*Exercise objective:* Print all the data, keeping every line exactly as it is.

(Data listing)
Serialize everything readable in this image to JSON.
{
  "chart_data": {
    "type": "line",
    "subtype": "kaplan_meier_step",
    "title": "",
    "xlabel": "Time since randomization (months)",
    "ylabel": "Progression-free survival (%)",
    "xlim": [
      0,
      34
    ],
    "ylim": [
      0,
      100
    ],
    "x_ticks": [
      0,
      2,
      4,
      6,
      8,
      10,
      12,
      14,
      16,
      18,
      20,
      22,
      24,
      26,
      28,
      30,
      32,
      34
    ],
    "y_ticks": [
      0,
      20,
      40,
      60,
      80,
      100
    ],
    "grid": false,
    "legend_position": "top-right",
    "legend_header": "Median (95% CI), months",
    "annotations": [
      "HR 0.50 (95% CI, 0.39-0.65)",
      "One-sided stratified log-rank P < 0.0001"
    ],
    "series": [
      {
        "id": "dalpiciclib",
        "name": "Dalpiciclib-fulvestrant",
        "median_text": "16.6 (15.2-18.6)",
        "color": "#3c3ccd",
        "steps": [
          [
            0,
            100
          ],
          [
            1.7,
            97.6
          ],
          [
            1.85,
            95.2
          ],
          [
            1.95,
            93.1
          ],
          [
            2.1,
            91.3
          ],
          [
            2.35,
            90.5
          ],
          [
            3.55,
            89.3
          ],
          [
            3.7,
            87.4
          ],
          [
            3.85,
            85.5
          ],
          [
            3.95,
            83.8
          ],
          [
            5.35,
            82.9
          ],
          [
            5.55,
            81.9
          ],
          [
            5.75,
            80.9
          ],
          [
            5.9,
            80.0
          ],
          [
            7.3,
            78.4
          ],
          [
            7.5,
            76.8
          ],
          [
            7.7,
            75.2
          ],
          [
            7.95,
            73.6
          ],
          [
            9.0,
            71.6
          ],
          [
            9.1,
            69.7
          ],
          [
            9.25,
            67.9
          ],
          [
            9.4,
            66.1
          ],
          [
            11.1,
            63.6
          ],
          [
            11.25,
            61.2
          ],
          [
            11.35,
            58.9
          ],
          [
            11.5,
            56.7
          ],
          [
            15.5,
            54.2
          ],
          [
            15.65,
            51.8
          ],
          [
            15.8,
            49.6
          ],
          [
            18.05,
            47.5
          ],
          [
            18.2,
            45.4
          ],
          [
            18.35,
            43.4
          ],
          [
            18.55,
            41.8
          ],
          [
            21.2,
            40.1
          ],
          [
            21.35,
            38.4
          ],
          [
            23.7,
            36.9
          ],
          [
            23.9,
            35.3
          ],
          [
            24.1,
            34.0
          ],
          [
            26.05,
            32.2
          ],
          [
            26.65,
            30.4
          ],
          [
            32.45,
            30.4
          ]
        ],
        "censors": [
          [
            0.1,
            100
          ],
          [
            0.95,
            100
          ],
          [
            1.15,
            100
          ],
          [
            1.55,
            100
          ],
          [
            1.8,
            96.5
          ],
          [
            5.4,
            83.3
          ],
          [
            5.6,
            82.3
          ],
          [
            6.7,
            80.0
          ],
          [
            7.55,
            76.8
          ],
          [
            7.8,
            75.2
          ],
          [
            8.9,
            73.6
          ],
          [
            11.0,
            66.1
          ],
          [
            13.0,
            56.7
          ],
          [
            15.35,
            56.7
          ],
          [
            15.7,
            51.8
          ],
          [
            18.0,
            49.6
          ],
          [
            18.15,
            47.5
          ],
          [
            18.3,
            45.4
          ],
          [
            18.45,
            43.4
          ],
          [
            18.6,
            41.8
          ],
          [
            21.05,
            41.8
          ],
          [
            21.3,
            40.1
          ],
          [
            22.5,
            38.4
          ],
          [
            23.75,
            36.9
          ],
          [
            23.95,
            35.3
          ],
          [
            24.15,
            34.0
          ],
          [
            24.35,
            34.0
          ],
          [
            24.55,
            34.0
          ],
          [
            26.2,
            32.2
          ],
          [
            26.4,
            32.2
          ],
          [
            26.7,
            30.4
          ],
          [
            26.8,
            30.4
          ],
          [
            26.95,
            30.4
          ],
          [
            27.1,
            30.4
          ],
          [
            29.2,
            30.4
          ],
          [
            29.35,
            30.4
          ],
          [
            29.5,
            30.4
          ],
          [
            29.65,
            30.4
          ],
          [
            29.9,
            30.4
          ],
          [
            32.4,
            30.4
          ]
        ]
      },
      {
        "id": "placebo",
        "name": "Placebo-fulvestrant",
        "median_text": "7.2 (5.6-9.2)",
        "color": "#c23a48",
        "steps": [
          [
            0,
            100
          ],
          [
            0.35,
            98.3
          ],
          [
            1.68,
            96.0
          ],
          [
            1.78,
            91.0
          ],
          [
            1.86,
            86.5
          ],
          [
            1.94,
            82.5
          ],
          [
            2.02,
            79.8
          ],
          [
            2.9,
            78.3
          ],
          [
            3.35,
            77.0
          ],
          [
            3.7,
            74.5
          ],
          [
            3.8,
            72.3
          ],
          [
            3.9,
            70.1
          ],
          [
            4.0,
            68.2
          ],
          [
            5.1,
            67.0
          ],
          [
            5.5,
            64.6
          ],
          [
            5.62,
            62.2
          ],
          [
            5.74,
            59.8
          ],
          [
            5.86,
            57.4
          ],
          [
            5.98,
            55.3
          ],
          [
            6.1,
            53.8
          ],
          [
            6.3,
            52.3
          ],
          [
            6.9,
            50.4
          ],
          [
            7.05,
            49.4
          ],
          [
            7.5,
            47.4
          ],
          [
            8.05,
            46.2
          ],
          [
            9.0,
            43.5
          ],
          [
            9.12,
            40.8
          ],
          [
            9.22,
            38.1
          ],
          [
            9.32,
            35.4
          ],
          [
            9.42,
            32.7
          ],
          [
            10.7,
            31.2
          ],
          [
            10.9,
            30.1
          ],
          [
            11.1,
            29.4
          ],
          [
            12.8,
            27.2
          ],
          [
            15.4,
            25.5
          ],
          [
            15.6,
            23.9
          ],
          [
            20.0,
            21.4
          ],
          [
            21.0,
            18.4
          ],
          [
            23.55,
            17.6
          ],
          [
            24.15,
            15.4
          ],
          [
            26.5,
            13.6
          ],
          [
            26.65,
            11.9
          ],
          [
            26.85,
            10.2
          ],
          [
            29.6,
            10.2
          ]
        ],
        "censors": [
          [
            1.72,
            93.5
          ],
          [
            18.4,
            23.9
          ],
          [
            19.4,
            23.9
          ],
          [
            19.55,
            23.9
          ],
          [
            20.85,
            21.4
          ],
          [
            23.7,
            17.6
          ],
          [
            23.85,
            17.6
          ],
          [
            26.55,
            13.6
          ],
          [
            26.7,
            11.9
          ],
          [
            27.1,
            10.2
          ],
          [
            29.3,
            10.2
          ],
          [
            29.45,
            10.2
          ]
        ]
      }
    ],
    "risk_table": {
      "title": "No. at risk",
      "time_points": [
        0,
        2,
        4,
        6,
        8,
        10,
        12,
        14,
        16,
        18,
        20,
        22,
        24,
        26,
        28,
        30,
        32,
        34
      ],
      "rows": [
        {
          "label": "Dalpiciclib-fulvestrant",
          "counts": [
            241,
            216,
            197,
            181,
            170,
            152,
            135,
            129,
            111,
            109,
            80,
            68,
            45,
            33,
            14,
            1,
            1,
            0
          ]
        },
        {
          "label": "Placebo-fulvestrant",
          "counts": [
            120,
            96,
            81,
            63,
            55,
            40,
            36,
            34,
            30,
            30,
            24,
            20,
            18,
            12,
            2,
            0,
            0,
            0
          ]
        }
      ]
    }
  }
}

*Response to this exercise:*
Serialize everything readable in this image to JSON.
{
  "chart_data": {
    "type": "line",
    "subtype": "kaplan_meier_step",
    "title": "",
    "xlabel": "Time since randomization (months)",
    "ylabel": "Progression-free survival (%)",
    "xlim": [
      0,
      34
    ],
    "ylim": [
      0,
      100
    ],
    "x_ticks": [
      0,
      2,
      4,
      6,
      8,
      10,
      12,
      14,
      16,
      18,
      20,
      22,
      24,
      26,
      28,
      30,
      32,
      34
    ],
    "y_ticks": [
      0,
      20,
      40,
      60,
      80,
      100
    ],
    "grid": false,
    "legend_position": "top-right",
    "legend_header": "Median (95% CI), months",
    "annotations": [
      "HR 0.50 (95% CI, 0.39-0.65)",
      "One-sided stratified log-rank P < 0.0001"
    ],
    "series": [
      {
        "id": "dalpiciclib",
        "name": "Dalpiciclib-fulvestrant",
        "median_text": "16.6 (15.2-18.6)",
        "color": "#3c3ccd",
        "steps": [
          [
            0,
            100
          ],
          [
            1.7,
            97.6
          ],
          [
            1.85,
            95.2
          ],
          [
            1.95,
            93.1
          ],
          [
            2.1,
            91.3
          ],
          [
            2.35,
            90.5
          ],
          [
            3.55,
            89.3
          ],
          [
            3.7,
            87.4
          ],
          [
            3.85,
            85.5
          ],
          [
            3.95,
            83.8
          ],
          [
            5.35,
            82.9
          ],
          [
            5.55,
            81.9
          ],
          [
            5.75,
            80.9
          ],
          [
            5.9,
            80.0
          ],
          [
            7.3,
            78.4
          ],
          [
            7.5,
            76.8
          ],
          [
            7.7,
            75.2
          ],
          [
            7.95,
            73.6
          ],
          [
            9.0,
            71.6
          ],
          [
            9.1,
            69.7
          ],
          [
            9.25,
            67.9
          ],
          [
            9.4,
            66.1
          ],
          [
            11.1,
            63.6
          ],
          [
            11.25,
            61.2
          ],
          [
            11.35,
            58.9
          ],
          [
            11.5,
            56.7
          ],
          [
            15.5,
            54.2
          ],
          [
            15.65,
            51.8
          ],
          [
            15.8,
            49.6
          ],
          [
            18.05,
            47.5
          ],
          [
            18.2,
            45.4
          ],
          [
            18.35,
            43.4
          ],
          [
            18.55,
            41.8
          ],
          [
            21.2,
            40.1
          ],
          [
            21.35,
            38.4
          ],
          [
            23.7,
            36.9
          ],
          [
            23.9,
            35.3
          ],
          [
            24.1,
            34.0
          ],
          [
            26.05,
            32.2
          ],
          [
            26.65,
            30.4
          ],
          [
            32.45,
            30.4
          ]
        ],
        "censors": [
          [
            0.1,
            100
          ],
          [
            0.95,
            100
          ],
          [
            1.15,
            100
          ],
          [
            1.55,
            100
          ],
          [
            1.8,
            96.5
          ],
          [
            5.4,
            83.3
          ],
          [
            5.6,
            82.3
          ],
          [
            6.7,
            80.0
          ],
          [
            7.55,
            76.8
          ],
          [
            7.8,
            75.2
          ],
          [
            8.9,
            73.6
          ],
          [
            11.0,
            66.1
          ],
          [
            13.0,
            56.7
          ],
          [
            15.35,
            56.7
          ],
          [
            15.7,
            51.8
          ],
          [
            18.0,
            49.6
          ],
          [
            18.15,
            47.5
          ],
          [
            18.3,
            45.4
          ],
          [
            18.45,
            43.4
          ],
          [
            18.6,
            41.8
          ],
          [
            21.05,
            41.8
          ],
          [
            21.3,
            40.1
          ],
          [
            22.5,
            38.4
          ],
          [
            23.75,
            36.9
          ],
          [
            23.95,
            35.3
          ],
          [
            24.15,
            34.0
          ],
          [
            24.35,
            34.0
          ],
          [
            24.55,
            34.0
          ],
          [
            26.2,
            32.2
          ],
          [
            26.4,
            32.2
          ],
          [
            26.7,
            30.4
          ],
          [
            26.8,
            30.4
          ],
          [
            26.95,
            30.4
          ],
          [
            27.1,
            30.4
          ],
          [
            29.2,
            30.4
          ],
          [
            29.35,
            30.4
          ],
          [
            29.5,
            30.4
          ],
          [
            29.65,
            30.4
          ],
          [
            29.9,
            30.4
          ],
          [
            32.4,
            30.4
          ]
        ]
      },
      {
        "id": "placebo",
        "name": "Placebo-fulvestrant",
        "median_text": "7.2 (5.6-9.2)",
        "color": "#c23a48",
        "steps": [
          [
            0,
            100
          ],
          [
            0.35,
            98.3
          ],
          [
            1.68,
            96.0
          ],
          [
            1.78,
            91.0
          ],
          [
            1.86,
            86.5
          ],
          [
            1.94,
            82.5
          ],
          [
            2.02,
            79.8
          ],
          [
            2.9,
            78.3
          ],
          [
            3.35,
            77.0
          ],
          [
            3.7,
            74.5
          ],
          [
            3.8,
            72.3
          ],
          [
            3.9,
            70.1
          ],
          [
            4.0,
            68.2
          ],
          [
            5.1,
            67.0
          ],
          [
            5.5,
            64.6
          ],
          [
            5.62,
            62.2
          ],
          [
            5.74,
            59.8
          ],
          [
            5.86,
            57.4
          ],
          [
            5.98,
            55.3
          ],
          [
            6.1,
            53.8
          ],
          [
            6.3,
            52.3
          ],
          [
            6.9,
            50.4
          ],
          [
            7.05,
            49.4
          ],
          [
            7.5,
            47.4
          ],
          [
            8.05,
            46.2
          ],
          [
            9.0,
            43.5
          ],
          [
            9.12,
            40.8
          ],
          [
            9.22,
            38.1
          ],
          [
            9.32,
            35.4
          ],
          [
            9.42,
            32.7
          ],
          [
            10.7,
            31.2
          ],
          [
            10.9,
            30.1
          ],
          [
            11.1,
            29.4
          ],
          [
            12.8,
            27.2
          ],
          [
            15.4,
            25.5
          ],
          [
            15.6,
            23.9
          ],
          [
            20.0,
            21.4
          ],
          [
            21.0,
            18.4
          ],
          [
            23.55,
            17.6
          ],
          [
            24.15,
            15.4
          ],
          [
            26.5,
            13.6
          ],
          [
            26.65,
            11.9
          ],
          [
            26.85,
            10.2
          ],
          [
            29.6,
            10.2
          ]
        ],
        "censors": [
          [
            1.72,
            93.5
          ],
          [
            18.4,
            23.9
          ],
          [
            19.4,
            23.9
          ],
          [
            19.55,
            23.9
          ],
          [
            20.85,
            21.4
          ],
          [
            23.7,
            17.6
          ],
          [
            23.85,
            17.6
          ],
          [
            26.55,
            13.6
          ],
          [
            26.7,
            11.9
          ],
          [
            27.1,
            10.2
          ],
          [
            29.3,
            10.2
          ],
          [
            29.45,
            10.2
          ]
        ]
      }
    ],
    "risk_table": {
      "title": "No. at risk",
      "time_points": [
        0,
        2,
        4,
        6,
        8,
        10,
        12,
        14,
        16,
        18,
        20,
        22,
        24,
        26,
        28,
        30,
        32,
        34
      ],
      "rows": [
        {
          "label": "Dalpiciclib-fulvestrant",
          "counts": [
            241,
            216,
            197,
            181,
            170,
            152,
            135,
            129,
            111,
            109,
            80,
            68,
            45,
            33,
            14,
            1,
            1,
            0
          ]
        },
        {
          "label": "Placebo-fulvestrant",
          "counts": [
            120,
            96,
            81,
            63,
            55,
            40,
            36,
            34,
            30,
            30,
            24,
            20,
            18,
            12,
            2,
            0,
            0,
            0
          ]
        }
      ]
    }
  }
}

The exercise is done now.